● Short problem
Output every line of the material exactly, omitting images.

[Stored entries]
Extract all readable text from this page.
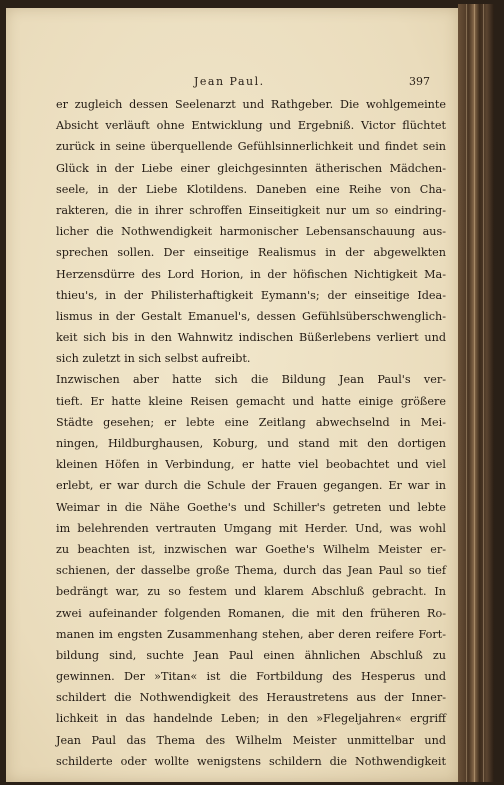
Jean Paul.	397
er zugleich dessen Seelenarzt und Rathgeber. Die wohlgemeinte
Absicht verläuft ohne Entwicklung und Ergebniß. Victor flüchtet
zurück in seine überquellende Gefühlsinnerlichkeit und findet sein
Glück in der Liebe einer gleichgesinnten ätherischen Mädchen-
seele, in der Liebe Klotildens. Daneben eine Reihe von Cha-
rakteren, die in ihrer schroffen Einseitigkeit nur um so eindring-
licher die Nothwendigkeit harmonischer Lebensanschauung aus-
sprechen sollen. Der einseitige Realismus in der abgewelkten
Herzensdürre des Lord Horion, in der höfischen Nichtigkeit Ma-
thieu's, in der Philisterhaftigkeit Eymann's; der einseitige Idea-
lismus in der Gestalt Emanuel's, dessen Gefühlsüberschwenglich-
keit sich bis in den Wahnwitz indischen Büßerlebens verliert und
sich zuletzt in sich selbst aufreibt.
Inzwischen aber hatte sich die Bildung Jean Paul's ver-
tieft. Er hatte kleine Reisen gemacht und hatte einige größere
Städte gesehen; er lebte eine Zeitlang abwechselnd in Mei-
ningen, Hildburghausen, Koburg, und stand mit den dortigen
kleinen Höfen in Verbindung, er hatte viel beobachtet und viel
erlebt, er war durch die Schule der Frauen gegangen. Er war in
Weimar in die Nähe Goethe's und Schiller's getreten und lebte
im belehrenden vertrauten Umgang mit Herder. Und, was wohl
zu beachten ist, inzwischen war Goethe's Wilhelm Meister er-
schienen, der dasselbe große Thema, durch das Jean Paul so tief
bedrängt war, zu so festem und klarem Abschluß gebracht. In
zwei aufeinander folgenden Romanen, die mit den früheren Ro-
manen im engsten Zusammenhang stehen, aber deren reifere Fort-
bildung sind, suchte Jean Paul einen ähnlichen Abschluß zu
gewinnen. Der »Titan« ist die Fortbildung des Hesperus und
schildert die Nothwendigkeit des Heraustretens aus der Inner-
lichkeit in das handelnde Leben; in den »Flegeljahren« ergriff
Jean Paul das Thema des Wilhelm Meister unmittelbar und
schilderte oder wollte wenigstens schildern die Nothwendigkeit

● Answer to the problem
Extract all readable text from this page.
Jean Paul.	397
er zugleich dessen Seelenarzt und Rathgeber. Die wohlgemeinte
Absicht verläuft ohne Entwicklung und Ergebniß. Victor flüchtet
zurück in seine überquellende Gefühlsinnerlichkeit und findet sein
Glück in der Liebe einer gleichgesinnten ätherischen Mädchen-
seele, in der Liebe Klotildens. Daneben eine Reihe von Cha-
rakteren, die in ihrer schroffen Einseitigkeit nur um so eindring-
licher die Nothwendigkeit harmonischer Lebensanschauung aus-
sprechen sollen. Der einseitige Realismus in der abgewelkten
Herzensdürre des Lord Horion, in der höfischen Nichtigkeit Ma-
thieu's, in der Philisterhaftigkeit Eymann's; der einseitige Idea-
lismus in der Gestalt Emanuel's, dessen Gefühlsüberschwenglich-
keit sich bis in den Wahnwitz indischen Büßerlebens verliert und
sich zuletzt in sich selbst aufreibt.
Inzwischen aber hatte sich die Bildung Jean Paul's ver-
tieft. Er hatte kleine Reisen gemacht und hatte einige größere
Städte gesehen; er lebte eine Zeitlang abwechselnd in Mei-
ningen, Hildburghausen, Koburg, und stand mit den dortigen
kleinen Höfen in Verbindung, er hatte viel beobachtet und viel
erlebt, er war durch die Schule der Frauen gegangen. Er war in
Weimar in die Nähe Goethe's und Schiller's getreten und lebte
im belehrenden vertrauten Umgang mit Herder. Und, was wohl
zu beachten ist, inzwischen war Goethe's Wilhelm Meister er-
schienen, der dasselbe große Thema, durch das Jean Paul so tief
bedrängt war, zu so festem und klarem Abschluß gebracht. In
zwei aufeinander folgenden Romanen, die mit den früheren Ro-
manen im engsten Zusammenhang stehen, aber deren reifere Fort-
bildung sind, suchte Jean Paul einen ähnlichen Abschluß zu
gewinnen. Der »Titan« ist die Fortbildung des Hesperus und
schildert die Nothwendigkeit des Heraustretens aus der Inner-
lichkeit in das handelnde Leben; in den »Flegeljahren« ergriff
Jean Paul das Thema des Wilhelm Meister unmittelbar und
schilderte oder wollte wenigstens schildern die Nothwendigkeit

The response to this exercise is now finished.